_TASK DESCRIPTION_
Transcribe the material below exactly as it appears.

## BEGIN

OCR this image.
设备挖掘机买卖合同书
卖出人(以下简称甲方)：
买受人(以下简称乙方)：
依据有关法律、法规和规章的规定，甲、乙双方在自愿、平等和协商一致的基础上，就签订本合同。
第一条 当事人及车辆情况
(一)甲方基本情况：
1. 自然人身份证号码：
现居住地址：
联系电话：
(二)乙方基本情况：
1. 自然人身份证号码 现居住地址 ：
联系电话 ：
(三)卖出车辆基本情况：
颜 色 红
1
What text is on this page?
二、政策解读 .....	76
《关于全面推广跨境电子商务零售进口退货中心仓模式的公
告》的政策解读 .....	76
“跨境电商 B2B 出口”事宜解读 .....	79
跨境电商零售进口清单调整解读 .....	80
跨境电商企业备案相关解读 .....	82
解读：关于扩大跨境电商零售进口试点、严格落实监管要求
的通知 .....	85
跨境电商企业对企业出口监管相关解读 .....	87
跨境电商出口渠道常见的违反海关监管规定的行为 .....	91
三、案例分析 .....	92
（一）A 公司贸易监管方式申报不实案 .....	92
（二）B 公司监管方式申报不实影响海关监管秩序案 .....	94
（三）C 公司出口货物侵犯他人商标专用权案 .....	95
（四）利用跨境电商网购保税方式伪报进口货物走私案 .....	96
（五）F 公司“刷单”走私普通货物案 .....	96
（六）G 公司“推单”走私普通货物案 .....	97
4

## END

_EXERCISE OUTPUT_
OCR this image.
设备挖掘机买卖合同书
卖出人(以下简称甲方)：
买受人(以下简称乙方)：
依据有关法律、法规和规章的规定，甲、乙双方在自愿、平等和协商一致的基础上，就签订本合同。
第一条 当事人及车辆情况
(一)甲方基本情况：
1. 自然人身份证号码：
现居住地址：
联系电话：
(二)乙方基本情况：
1. 自然人身份证号码 现居住地址 ：
联系电话 ：
(三)卖出车辆基本情况：
颜 色 红
1
What text is on this page?
二、政策解读 .....	76
《关于全面推广跨境电子商务零售进口退货中心仓模式的公
告》的政策解读 .....	76
“跨境电商 B2B 出口”事宜解读 .....	79
跨境电商零售进口清单调整解读 .....	80
跨境电商企业备案相关解读 .....	82
解读：关于扩大跨境电商零售进口试点、严格落实监管要求
的通知 .....	85
跨境电商企业对企业出口监管相关解读 .....	87
跨境电商出口渠道常见的违反海关监管规定的行为 .....	91
三、案例分析 .....	92
（一）A 公司贸易监管方式申报不实案 .....	92
（二）B 公司监管方式申报不实影响海关监管秩序案 .....	94
（三）C 公司出口货物侵犯他人商标专用权案 .....	95
（四）利用跨境电商网购保税方式伪报进口货物走私案 .....	96
（五）F 公司“刷单”走私普通货物案 .....	96
（六）G 公司“推单”走私普通货物案 .....	97
4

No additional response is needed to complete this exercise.